_PROBLEM TO SOLVE_
Apart from the pictures, which must be omitted, restate the data exactly.

_RECORDED DATA_

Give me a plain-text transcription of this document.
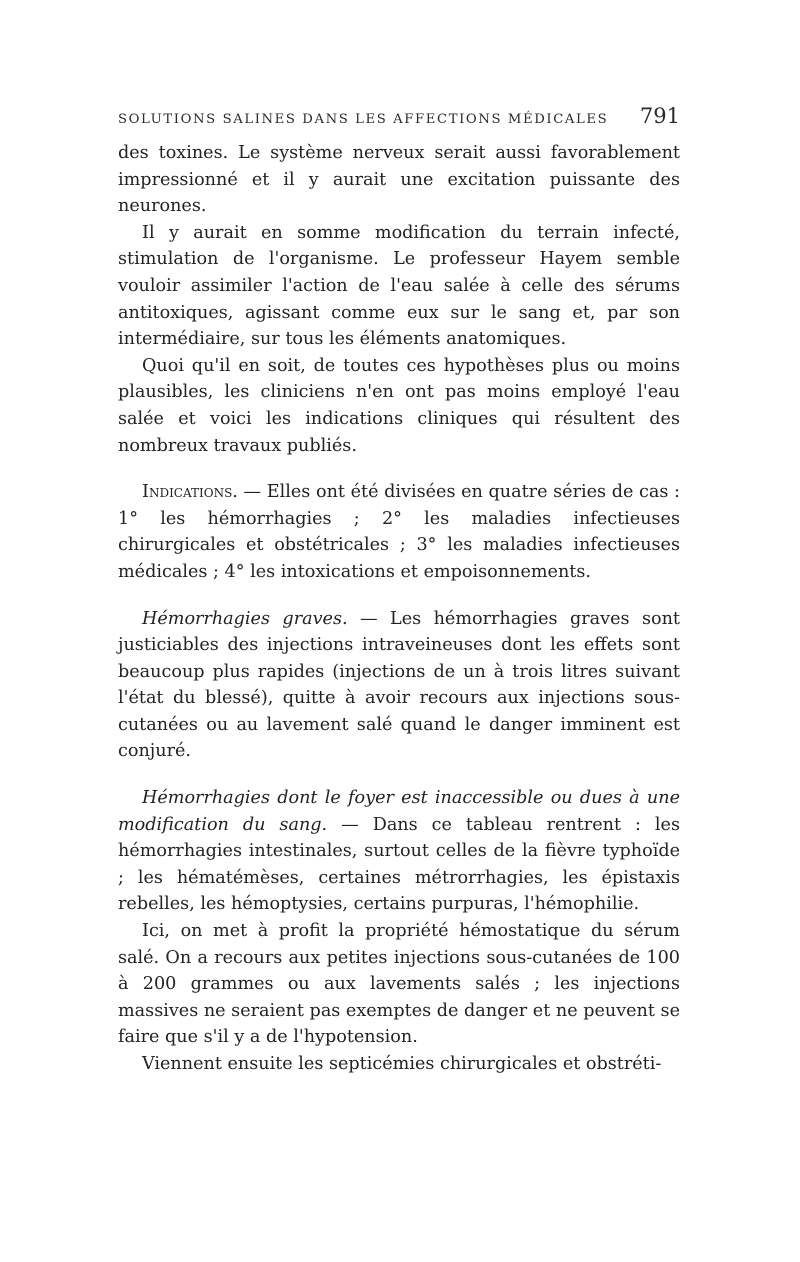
SOLUTIONS SALINES DANS LES AFFECTIONS MÉDICALES 791

des toxines. Le système nerveux serait aussi favorablement impressionné et il y aurait une excitation puissante des neurones.

Il y aurait en somme modification du terrain infecté, stimulation de l'organisme. Le professeur Hayem semble vouloir assimiler l'action de l'eau salée à celle des sérums antitoxiques, agissant comme eux sur le sang et, par son intermédiaire, sur tous les éléments anatomiques.

Quoi qu'il en soit, de toutes ces hypothèses plus ou moins plausibles, les cliniciens n'en ont pas moins employé l'eau salée et voici les indications cliniques qui résultent des nombreux travaux publiés.

Indications. — Elles ont été divisées en quatre séries de cas : 1° les hémorrhagies ; 2° les maladies infectieuses chirurgicales et obstétricales ; 3° les maladies infectieuses médicales ; 4° les intoxications et empoisonnements.

Hémorrhagies graves. — Les hémorrhagies graves sont justiciables des injections intraveineuses dont les effets sont beaucoup plus rapides (injections de un à trois litres suivant l'état du blessé), quitte à avoir recours aux injections sous-cutanées ou au lavement salé quand le danger imminent est conjuré.

Hémorrhagies dont le foyer est inaccessible ou dues à une modification du sang. — Dans ce tableau rentrent : les hémorrhagies intestinales, surtout celles de la fièvre typhoïde ; les hématémèses, certaines métrorrhagies, les épistaxis rebelles, les hémoptysies, certains purpuras, l'hémophilie.

Ici, on met à profit la propriété hémostatique du sérum salé. On a recours aux petites injections sous-cutanées de 100 à 200 grammes ou aux lavements salés ; les injections massives ne seraient pas exemptes de danger et ne peuvent se faire que s'il y a de l'hypotension.

Viennent ensuite les septicémies chirurgicales et obstréti-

_RESULT_
Give me a plain-text transcription of this document.
SOLUTIONS SALINES DANS LES AFFECTIONS MÉDICALES 791

des toxines. Le système nerveux serait aussi favorablement impressionné et il y aurait une excitation puissante des neurones.

Il y aurait en somme modification du terrain infecté, stimulation de l'organisme. Le professeur Hayem semble vouloir assimiler l'action de l'eau salée à celle des sérums antitoxiques, agissant comme eux sur le sang et, par son intermédiaire, sur tous les éléments anatomiques.

Quoi qu'il en soit, de toutes ces hypothèses plus ou moins plausibles, les cliniciens n'en ont pas moins employé l'eau salée et voici les indications cliniques qui résultent des nombreux travaux publiés.

Indications. — Elles ont été divisées en quatre séries de cas : 1° les hémorrhagies ; 2° les maladies infectieuses chirurgicales et obstétricales ; 3° les maladies infectieuses médicales ; 4° les intoxications et empoisonnements.

Hémorrhagies graves. — Les hémorrhagies graves sont justiciables des injections intraveineuses dont les effets sont beaucoup plus rapides (injections de un à trois litres suivant l'état du blessé), quitte à avoir recours aux injections sous-cutanées ou au lavement salé quand le danger imminent est conjuré.

Hémorrhagies dont le foyer est inaccessible ou dues à une modification du sang. — Dans ce tableau rentrent : les hémorrhagies intestinales, surtout celles de la fièvre typhoïde ; les hématémèses, certaines métrorrhagies, les épistaxis rebelles, les hémoptysies, certains purpuras, l'hémophilie.

Ici, on met à profit la propriété hémostatique du sérum salé. On a recours aux petites injections sous-cutanées de 100 à 200 grammes ou aux lavements salés ; les injections massives ne seraient pas exemptes de danger et ne peuvent se faire que s'il y a de l'hypotension.

Viennent ensuite les septicémies chirurgicales et obstréti-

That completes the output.